------ Given records ------

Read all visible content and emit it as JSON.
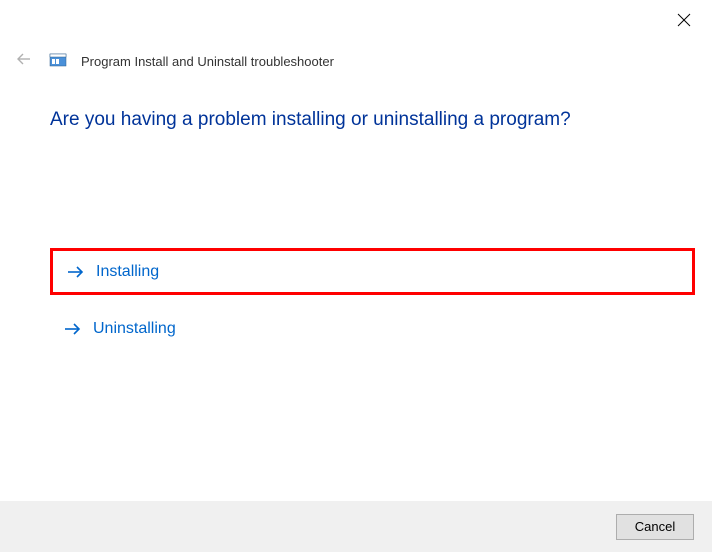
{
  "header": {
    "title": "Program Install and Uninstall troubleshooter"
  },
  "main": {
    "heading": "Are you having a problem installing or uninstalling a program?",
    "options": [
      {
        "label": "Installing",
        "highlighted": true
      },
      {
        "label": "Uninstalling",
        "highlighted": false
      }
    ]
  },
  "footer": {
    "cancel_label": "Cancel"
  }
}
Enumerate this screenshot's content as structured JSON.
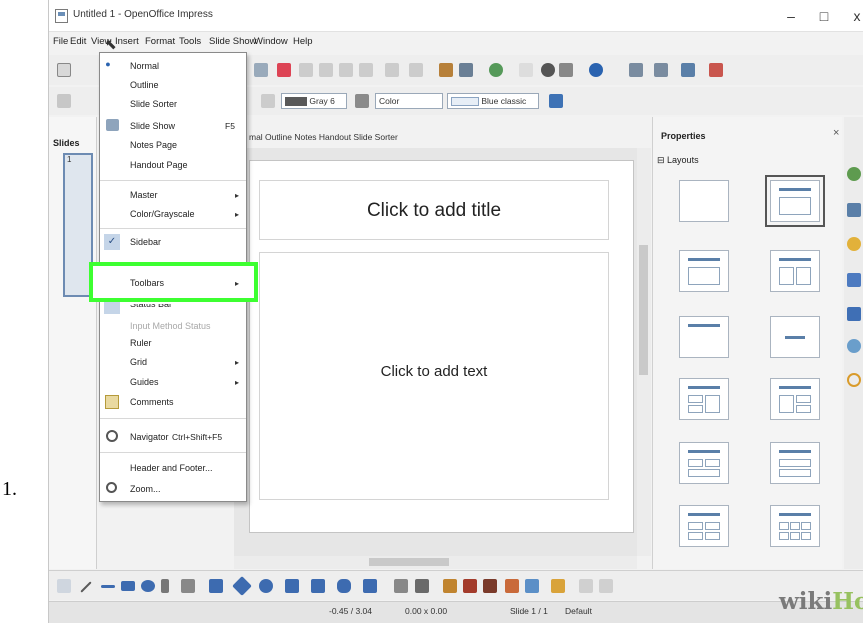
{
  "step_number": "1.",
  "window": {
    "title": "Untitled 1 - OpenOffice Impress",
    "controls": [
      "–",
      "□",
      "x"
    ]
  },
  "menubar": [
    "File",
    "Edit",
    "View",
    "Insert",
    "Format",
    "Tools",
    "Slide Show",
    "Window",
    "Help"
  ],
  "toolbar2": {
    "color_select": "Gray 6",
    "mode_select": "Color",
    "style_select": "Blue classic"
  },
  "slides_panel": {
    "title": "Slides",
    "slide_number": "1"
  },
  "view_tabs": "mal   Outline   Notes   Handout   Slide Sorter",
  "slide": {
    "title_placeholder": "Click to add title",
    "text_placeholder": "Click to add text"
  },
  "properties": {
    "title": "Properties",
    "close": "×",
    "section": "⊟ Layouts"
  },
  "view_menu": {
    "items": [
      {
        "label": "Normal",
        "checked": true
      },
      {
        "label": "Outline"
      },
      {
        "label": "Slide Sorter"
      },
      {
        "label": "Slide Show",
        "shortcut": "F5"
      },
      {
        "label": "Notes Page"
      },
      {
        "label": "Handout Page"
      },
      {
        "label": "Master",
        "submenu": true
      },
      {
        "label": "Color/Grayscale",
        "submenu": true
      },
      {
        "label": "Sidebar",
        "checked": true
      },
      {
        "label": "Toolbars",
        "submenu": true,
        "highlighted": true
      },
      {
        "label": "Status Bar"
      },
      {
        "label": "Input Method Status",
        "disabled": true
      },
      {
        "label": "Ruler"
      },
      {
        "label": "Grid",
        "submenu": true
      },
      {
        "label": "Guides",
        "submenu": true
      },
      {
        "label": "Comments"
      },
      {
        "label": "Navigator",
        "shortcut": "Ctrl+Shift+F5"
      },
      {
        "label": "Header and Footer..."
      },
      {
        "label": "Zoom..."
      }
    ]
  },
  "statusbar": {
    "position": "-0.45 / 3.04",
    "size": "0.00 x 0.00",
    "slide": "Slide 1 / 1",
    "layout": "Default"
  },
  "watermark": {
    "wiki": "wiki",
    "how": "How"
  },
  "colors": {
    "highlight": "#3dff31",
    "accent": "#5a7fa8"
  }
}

------

Aim of the exercise:
Extract all lines that hold the word "Page".

Task result:
        "label": "Notes Page"
        "label": "Handout Page"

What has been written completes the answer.